- TEXT EXTRACT -
>> BEGIN

30 October 2024

Climate change policy: another way of subsidising the rich

I will persist in believing that, if governments were serious about doing anything to combat climate change, they'd target for reduction some of the adverse impacts of climate, and either legislate appropriately, or put in place some incentives that would help mitigate those impacts. That they are not serious, can be clearly seen by the UK Government's Zero Emission Vehicle (ZEV) mandate, which...:

...sets out the percentage of new zero emission cars and vans manufacturers will be required to produce each year up to 2030. [Eighty] % of new cars and 70% of new vans sold in Great Britain will now be zero emission by 2030, increasing to 100% by 2035. Source

 There are some loopholes, of course: 

 If a manufacturer fails to meet this target, it could be fined £15,000 per car it sells that’s outside the allowance. This is unlikely to happen, though, as there are several ways to avoid this. Non-compliant manufacturers can buy ‘credits’ from manufacturers that do comply, for example. Manufacturers that do comply can also ‘bank’ sales that can be traded in years where they may not comply. This system was introduced in 2023 as a part of the ban on fossil-fuel powered cars being pushed back from 2023 to 2035. EV bargains: why some nearly new electric cars are being heavily discounted, 'Which? News', 25 October 2024

 and subsidies to that fortunate part of the population that can afford to own cars and vans:

The government’s schemes to lower the upfront and running costs of owning an EV [Electric Vehicle] includes the plug-in van grant of up to £2,500 for small vans and £5,000 for large vans until at least 2025 and £350 off the cost of homeplace chargepoints for people living in flats. EV bargains: why some nearly new electric cars are being heavily discounted, 'Which? News', 25 October 2024

This is the usual complex, faintly corrupt, totally ineffectual policy that, sadly, is the norm. It might do something to change the ratio of EVs to other vehicles, but it is guaranteed to do nothing positive for the climate. Our politicians are more concerned with placating large corporations (those that make, sell and service vehicles), and motorists; and, as in agriculture (just one example), continuing to transfer funds from the poor to the wealthy. At least there's some consistency: amidst the tax hikes announced in the UK's budget today, we read that: 

Fuel duty stays frozen

Rates on fuel duty – a tax included in the price you pay for petrol, diesel and other fuels – will be kept the same in the next financial year. The temporary 5p per litre cut introduced in 2022 will remain for one more year. Autumn Budget 2024, 'Which? News' 30 October 2024

What would a meaningful attempt to combat climate change look like? First, we'd have some idea of what we want our policies to achieve. My thinking is that our goals would be expressed as an array of scientific, social and financial indicators of the climate and its impacts, each of which would have to fall within an approved range for a sustained period before they could be deemed achieved. What we have today is an exclusive focus on atmospheric composition. The plethora of policies supposedly aimed at influencing  that over the years have had precisely zero effect: 

 

'Climate activism became a big public cause about halfway along this graph. Notice any effect?' From Riding the Climate Toboggan, John Michael Greer, 6 September 2023

For my suggestion as to how we can combat climate change or its adverse impacts on plant, animal and human life, please see the papers linked to here.

>> END

- SUPPLIED DATA -
>> BEGIN

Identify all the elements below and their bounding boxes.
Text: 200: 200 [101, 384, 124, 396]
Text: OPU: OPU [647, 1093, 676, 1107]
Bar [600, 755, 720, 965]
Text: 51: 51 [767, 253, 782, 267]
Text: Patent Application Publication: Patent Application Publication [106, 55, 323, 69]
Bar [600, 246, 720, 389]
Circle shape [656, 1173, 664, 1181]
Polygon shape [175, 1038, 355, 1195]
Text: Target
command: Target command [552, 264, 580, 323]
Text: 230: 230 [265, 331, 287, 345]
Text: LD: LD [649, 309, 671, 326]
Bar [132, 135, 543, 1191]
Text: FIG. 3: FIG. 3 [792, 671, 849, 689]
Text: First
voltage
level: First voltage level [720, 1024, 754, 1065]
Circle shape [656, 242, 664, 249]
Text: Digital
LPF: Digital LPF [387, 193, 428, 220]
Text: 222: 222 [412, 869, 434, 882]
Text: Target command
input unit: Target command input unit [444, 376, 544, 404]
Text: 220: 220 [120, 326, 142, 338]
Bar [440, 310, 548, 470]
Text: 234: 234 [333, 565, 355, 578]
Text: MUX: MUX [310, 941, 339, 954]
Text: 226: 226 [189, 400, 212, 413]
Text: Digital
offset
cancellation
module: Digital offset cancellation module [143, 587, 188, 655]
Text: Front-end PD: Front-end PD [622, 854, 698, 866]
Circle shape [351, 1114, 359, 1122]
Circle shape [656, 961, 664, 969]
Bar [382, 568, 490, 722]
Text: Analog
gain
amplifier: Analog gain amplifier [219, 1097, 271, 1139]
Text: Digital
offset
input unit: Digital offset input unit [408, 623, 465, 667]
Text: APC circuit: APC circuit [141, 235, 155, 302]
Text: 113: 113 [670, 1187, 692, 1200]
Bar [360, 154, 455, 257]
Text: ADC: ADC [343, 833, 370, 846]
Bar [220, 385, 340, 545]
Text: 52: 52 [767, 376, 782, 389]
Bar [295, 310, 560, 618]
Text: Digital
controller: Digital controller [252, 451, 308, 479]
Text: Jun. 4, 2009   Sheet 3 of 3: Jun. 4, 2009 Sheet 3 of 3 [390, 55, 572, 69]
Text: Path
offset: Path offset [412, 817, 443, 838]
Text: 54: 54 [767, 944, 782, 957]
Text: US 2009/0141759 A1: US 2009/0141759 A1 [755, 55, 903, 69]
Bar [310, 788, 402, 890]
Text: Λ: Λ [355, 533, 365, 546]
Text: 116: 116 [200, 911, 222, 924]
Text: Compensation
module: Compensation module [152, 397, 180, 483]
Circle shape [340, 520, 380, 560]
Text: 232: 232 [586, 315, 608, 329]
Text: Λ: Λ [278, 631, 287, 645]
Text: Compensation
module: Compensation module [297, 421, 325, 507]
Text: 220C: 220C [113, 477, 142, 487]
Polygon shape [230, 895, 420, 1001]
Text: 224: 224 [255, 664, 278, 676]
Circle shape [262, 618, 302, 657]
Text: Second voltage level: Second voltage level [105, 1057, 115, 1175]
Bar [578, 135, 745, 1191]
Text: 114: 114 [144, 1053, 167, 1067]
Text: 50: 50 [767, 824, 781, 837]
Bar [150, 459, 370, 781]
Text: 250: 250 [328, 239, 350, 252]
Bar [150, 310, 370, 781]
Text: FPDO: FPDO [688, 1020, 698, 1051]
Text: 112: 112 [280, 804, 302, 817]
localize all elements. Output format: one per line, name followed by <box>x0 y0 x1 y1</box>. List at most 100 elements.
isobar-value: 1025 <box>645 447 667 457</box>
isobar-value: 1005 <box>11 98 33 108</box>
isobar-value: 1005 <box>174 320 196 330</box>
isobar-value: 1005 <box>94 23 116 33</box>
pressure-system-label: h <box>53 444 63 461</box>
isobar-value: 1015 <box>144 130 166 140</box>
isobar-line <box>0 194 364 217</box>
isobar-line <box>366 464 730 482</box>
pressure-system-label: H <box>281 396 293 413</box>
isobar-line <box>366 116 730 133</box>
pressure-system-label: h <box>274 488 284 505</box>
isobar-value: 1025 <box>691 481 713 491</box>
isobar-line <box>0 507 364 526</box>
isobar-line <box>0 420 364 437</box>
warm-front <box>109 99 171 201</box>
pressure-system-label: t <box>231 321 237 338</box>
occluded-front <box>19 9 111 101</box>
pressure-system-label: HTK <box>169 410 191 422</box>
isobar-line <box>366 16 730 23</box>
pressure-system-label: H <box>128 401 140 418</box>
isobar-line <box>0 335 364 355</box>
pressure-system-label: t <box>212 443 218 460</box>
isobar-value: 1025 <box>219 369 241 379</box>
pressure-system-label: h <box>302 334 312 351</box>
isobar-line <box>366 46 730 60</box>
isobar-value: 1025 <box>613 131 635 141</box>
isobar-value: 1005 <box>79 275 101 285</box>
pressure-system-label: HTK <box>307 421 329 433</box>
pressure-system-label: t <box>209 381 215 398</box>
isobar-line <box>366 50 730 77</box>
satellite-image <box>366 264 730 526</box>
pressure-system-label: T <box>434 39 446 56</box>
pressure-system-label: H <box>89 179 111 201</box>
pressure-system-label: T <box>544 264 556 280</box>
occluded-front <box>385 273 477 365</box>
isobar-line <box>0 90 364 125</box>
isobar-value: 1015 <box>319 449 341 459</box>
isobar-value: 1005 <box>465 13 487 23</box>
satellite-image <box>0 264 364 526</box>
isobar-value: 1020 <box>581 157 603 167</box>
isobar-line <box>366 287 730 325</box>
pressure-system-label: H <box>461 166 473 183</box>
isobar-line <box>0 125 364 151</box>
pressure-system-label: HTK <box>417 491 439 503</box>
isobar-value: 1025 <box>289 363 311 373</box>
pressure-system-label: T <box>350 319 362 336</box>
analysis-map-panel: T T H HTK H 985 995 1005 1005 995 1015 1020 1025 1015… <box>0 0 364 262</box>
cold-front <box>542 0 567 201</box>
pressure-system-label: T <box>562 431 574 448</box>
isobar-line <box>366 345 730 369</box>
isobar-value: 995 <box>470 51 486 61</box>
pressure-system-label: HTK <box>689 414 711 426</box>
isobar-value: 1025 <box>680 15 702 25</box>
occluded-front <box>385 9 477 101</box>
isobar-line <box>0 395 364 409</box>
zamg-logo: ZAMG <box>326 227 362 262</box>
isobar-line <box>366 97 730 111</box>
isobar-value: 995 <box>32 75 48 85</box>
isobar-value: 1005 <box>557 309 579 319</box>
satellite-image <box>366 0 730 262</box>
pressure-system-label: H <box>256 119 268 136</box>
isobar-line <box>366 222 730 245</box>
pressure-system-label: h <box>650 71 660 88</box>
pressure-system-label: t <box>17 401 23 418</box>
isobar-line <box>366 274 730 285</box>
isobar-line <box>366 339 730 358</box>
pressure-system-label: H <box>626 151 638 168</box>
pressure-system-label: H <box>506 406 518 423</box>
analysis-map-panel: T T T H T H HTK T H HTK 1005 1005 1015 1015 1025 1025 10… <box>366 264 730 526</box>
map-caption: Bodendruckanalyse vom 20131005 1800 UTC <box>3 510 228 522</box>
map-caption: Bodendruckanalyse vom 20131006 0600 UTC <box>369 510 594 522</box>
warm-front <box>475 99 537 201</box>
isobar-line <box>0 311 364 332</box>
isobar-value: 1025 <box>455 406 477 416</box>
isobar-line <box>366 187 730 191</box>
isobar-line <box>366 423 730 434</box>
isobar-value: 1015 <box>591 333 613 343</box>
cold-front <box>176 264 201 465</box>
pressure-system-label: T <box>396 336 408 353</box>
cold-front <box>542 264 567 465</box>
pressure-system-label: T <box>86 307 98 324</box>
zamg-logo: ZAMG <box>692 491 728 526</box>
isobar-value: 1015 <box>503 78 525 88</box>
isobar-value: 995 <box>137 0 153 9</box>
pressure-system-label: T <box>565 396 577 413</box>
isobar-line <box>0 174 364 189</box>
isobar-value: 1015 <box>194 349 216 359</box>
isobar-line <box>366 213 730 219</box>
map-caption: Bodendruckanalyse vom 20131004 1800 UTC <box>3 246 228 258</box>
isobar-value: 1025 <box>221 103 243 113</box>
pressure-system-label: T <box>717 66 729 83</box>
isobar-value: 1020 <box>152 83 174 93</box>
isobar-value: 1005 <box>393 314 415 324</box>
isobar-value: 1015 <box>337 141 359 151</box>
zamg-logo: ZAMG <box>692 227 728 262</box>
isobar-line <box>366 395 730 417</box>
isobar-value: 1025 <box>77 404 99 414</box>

>> END

- WORK INSTRUCTIONS -
a. For each statement below, say whether it agrees with the post on UK climate policy above. Answer yes or no and quote the words from the post that settle it.
(i) A manufacturer that misses the target could be fined £15,000 for each car it sells outside the allowance.
(ii) The plug-in van grant offers up to £5,000 for small vans.
(iii) The temporary 5p per litre fuel duty cut was introduced in 2023.
b. Resume the post on UK climate policy, picking up after its last sentence.

- ANSWERS IN ORDER -
a.
(i) Yes: "it could be fined £15,000 per car it sells that’s outside the allowance"
(ii) No: "up to £2,500 for small vans and £5,000 for large vans"
(iii) No: "The temporary 5p per litre cut introduced in 2022 will remain for one more year."

b.
 

22 October 2024

Now let's try to solve terrestrial problems

The Economist explains how NASA is reducing costs and enhancing efficiency in space exploration:

Over the past ten years NASA has started to move away from the time-honoured model which sees it tell private industry exactly what it wants built and then pay the price, with a handsome guaranteed profit added on. Instead NASA tells companies what it wants done; lets them say how they would do it, how much new stuff they will have to develop and what that will all cost; and then offers fixed-price contracts to the best bids. The enlightened goal is to build up a thriving competitive market in such services. SpaceX is NASA’s biggest lunar rival, the 'Economist', 17 October 2024

This is exactly the model I've been advocating for many years: stipulate the outcome and let market incentives decide who shall achieve it and how they do so. As it's working successfully for space exploration maybe we could think about applying it to terrestrial problems. I'm not sure why we don't. It could be that the politicians and bureaucrats who control spending on social and environmental problems are reluctant to relinquish the power to determine which bodies receive government funding and how they go about achieving our goals. But they would still have the remit to help articulate society's goals and raise the revenue for their achievement. Democratic governments are quite effective in doing those things, but they will persist in dictating both which bodies receive their funding, and how they are to go about achieving our social and environmental goals. That model can work well when the causes of our social problems are easy to identify, but it's less successful when our problems are inescapably complex and long term in nature. Such problems include crime, poor health, climate change and - most deadly of all - war. They probably all require a wide range of diverse, adaptive approaches to their solution, and these are exactly the approaches that government cannot follow. Nor can any single conventional organisation, whose stated goals inevitably get forgotten over time in favour of self perpetuation.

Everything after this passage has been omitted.